• _The request_:
Reproduce the listing exactly, with no pictures in your copy.

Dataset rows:
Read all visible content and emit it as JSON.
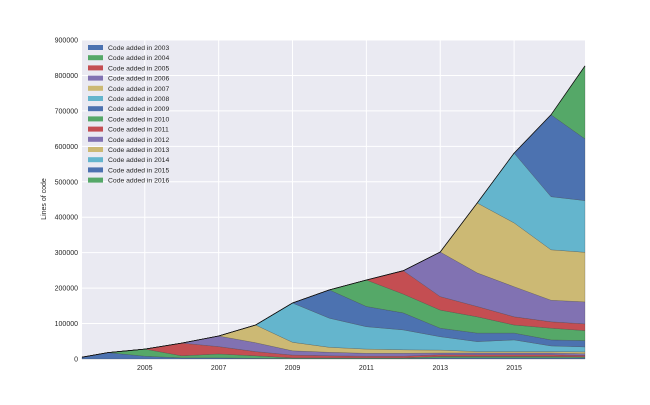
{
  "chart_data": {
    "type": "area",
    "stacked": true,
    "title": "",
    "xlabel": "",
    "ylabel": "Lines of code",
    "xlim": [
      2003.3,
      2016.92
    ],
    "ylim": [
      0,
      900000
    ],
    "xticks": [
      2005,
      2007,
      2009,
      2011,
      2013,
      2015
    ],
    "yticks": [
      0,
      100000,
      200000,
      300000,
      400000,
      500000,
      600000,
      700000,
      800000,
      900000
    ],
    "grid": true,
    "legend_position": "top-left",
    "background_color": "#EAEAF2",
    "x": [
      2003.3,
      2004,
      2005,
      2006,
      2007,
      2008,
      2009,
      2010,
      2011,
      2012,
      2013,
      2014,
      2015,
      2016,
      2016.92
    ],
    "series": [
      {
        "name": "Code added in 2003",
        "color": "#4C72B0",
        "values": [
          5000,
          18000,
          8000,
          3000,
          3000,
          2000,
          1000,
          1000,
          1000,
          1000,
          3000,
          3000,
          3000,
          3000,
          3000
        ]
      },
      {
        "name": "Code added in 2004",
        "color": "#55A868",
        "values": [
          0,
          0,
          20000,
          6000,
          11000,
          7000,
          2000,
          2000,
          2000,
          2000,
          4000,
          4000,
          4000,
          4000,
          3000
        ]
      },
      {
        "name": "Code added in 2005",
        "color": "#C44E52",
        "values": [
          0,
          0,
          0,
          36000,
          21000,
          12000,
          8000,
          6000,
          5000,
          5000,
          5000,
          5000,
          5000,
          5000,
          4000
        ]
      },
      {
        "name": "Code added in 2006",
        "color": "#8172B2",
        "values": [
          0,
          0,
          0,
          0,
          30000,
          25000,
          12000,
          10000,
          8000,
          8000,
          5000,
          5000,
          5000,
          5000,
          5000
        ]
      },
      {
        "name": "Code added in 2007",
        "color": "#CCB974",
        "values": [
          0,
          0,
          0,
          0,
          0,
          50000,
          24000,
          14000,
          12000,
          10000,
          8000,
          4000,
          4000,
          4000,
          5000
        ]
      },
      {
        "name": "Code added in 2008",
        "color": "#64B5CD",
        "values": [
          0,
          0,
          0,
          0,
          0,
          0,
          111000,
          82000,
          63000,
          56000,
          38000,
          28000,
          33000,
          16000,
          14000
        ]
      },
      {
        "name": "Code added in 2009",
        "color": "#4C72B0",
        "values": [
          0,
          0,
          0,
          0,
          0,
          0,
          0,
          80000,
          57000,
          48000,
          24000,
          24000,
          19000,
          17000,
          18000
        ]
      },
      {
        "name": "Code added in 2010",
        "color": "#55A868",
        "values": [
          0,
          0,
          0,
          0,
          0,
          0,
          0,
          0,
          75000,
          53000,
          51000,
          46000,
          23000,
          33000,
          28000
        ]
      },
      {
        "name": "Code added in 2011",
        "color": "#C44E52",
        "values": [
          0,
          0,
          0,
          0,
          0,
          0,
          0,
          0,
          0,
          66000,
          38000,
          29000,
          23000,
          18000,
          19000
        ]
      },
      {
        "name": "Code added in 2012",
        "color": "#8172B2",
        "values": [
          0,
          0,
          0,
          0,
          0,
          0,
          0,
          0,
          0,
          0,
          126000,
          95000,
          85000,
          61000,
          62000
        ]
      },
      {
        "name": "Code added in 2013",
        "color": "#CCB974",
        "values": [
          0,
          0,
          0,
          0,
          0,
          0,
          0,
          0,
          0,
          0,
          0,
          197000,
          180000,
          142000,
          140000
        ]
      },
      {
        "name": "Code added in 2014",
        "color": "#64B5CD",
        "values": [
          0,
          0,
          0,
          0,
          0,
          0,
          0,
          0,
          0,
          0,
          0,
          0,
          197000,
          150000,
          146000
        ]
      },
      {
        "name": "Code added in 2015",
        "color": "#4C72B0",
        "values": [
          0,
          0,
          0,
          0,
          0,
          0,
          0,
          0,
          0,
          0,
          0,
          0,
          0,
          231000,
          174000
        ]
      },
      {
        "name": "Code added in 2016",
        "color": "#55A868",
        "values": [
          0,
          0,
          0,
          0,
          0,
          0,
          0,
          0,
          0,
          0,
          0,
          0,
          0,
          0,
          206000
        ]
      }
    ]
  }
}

• _Response to this task_:
Read all visible content and emit it as JSON.
{
  "chart_data": {
    "type": "area",
    "stacked": true,
    "title": "",
    "xlabel": "",
    "ylabel": "Lines of code",
    "xlim": [
      2003.3,
      2016.92
    ],
    "ylim": [
      0,
      900000
    ],
    "xticks": [
      2005,
      2007,
      2009,
      2011,
      2013,
      2015
    ],
    "yticks": [
      0,
      100000,
      200000,
      300000,
      400000,
      500000,
      600000,
      700000,
      800000,
      900000
    ],
    "grid": true,
    "legend_position": "top-left",
    "background_color": "#EAEAF2",
    "x": [
      2003.3,
      2004,
      2005,
      2006,
      2007,
      2008,
      2009,
      2010,
      2011,
      2012,
      2013,
      2014,
      2015,
      2016,
      2016.92
    ],
    "series": [
      {
        "name": "Code added in 2003",
        "color": "#4C72B0",
        "values": [
          5000,
          18000,
          8000,
          3000,
          3000,
          2000,
          1000,
          1000,
          1000,
          1000,
          3000,
          3000,
          3000,
          3000,
          3000
        ]
      },
      {
        "name": "Code added in 2004",
        "color": "#55A868",
        "values": [
          0,
          0,
          20000,
          6000,
          11000,
          7000,
          2000,
          2000,
          2000,
          2000,
          4000,
          4000,
          4000,
          4000,
          3000
        ]
      },
      {
        "name": "Code added in 2005",
        "color": "#C44E52",
        "values": [
          0,
          0,
          0,
          36000,
          21000,
          12000,
          8000,
          6000,
          5000,
          5000,
          5000,
          5000,
          5000,
          5000,
          4000
        ]
      },
      {
        "name": "Code added in 2006",
        "color": "#8172B2",
        "values": [
          0,
          0,
          0,
          0,
          30000,
          25000,
          12000,
          10000,
          8000,
          8000,
          5000,
          5000,
          5000,
          5000,
          5000
        ]
      },
      {
        "name": "Code added in 2007",
        "color": "#CCB974",
        "values": [
          0,
          0,
          0,
          0,
          0,
          50000,
          24000,
          14000,
          12000,
          10000,
          8000,
          4000,
          4000,
          4000,
          5000
        ]
      },
      {
        "name": "Code added in 2008",
        "color": "#64B5CD",
        "values": [
          0,
          0,
          0,
          0,
          0,
          0,
          111000,
          82000,
          63000,
          56000,
          38000,
          28000,
          33000,
          16000,
          14000
        ]
      },
      {
        "name": "Code added in 2009",
        "color": "#4C72B0",
        "values": [
          0,
          0,
          0,
          0,
          0,
          0,
          0,
          80000,
          57000,
          48000,
          24000,
          24000,
          19000,
          17000,
          18000
        ]
      },
      {
        "name": "Code added in 2010",
        "color": "#55A868",
        "values": [
          0,
          0,
          0,
          0,
          0,
          0,
          0,
          0,
          75000,
          53000,
          51000,
          46000,
          23000,
          33000,
          28000
        ]
      },
      {
        "name": "Code added in 2011",
        "color": "#C44E52",
        "values": [
          0,
          0,
          0,
          0,
          0,
          0,
          0,
          0,
          0,
          66000,
          38000,
          29000,
          23000,
          18000,
          19000
        ]
      },
      {
        "name": "Code added in 2012",
        "color": "#8172B2",
        "values": [
          0,
          0,
          0,
          0,
          0,
          0,
          0,
          0,
          0,
          0,
          126000,
          95000,
          85000,
          61000,
          62000
        ]
      },
      {
        "name": "Code added in 2013",
        "color": "#CCB974",
        "values": [
          0,
          0,
          0,
          0,
          0,
          0,
          0,
          0,
          0,
          0,
          0,
          197000,
          180000,
          142000,
          140000
        ]
      },
      {
        "name": "Code added in 2014",
        "color": "#64B5CD",
        "values": [
          0,
          0,
          0,
          0,
          0,
          0,
          0,
          0,
          0,
          0,
          0,
          0,
          197000,
          150000,
          146000
        ]
      },
      {
        "name": "Code added in 2015",
        "color": "#4C72B0",
        "values": [
          0,
          0,
          0,
          0,
          0,
          0,
          0,
          0,
          0,
          0,
          0,
          0,
          0,
          231000,
          174000
        ]
      },
      {
        "name": "Code added in 2016",
        "color": "#55A868",
        "values": [
          0,
          0,
          0,
          0,
          0,
          0,
          0,
          0,
          0,
          0,
          0,
          0,
          0,
          0,
          206000
        ]
      }
    ]
  }
}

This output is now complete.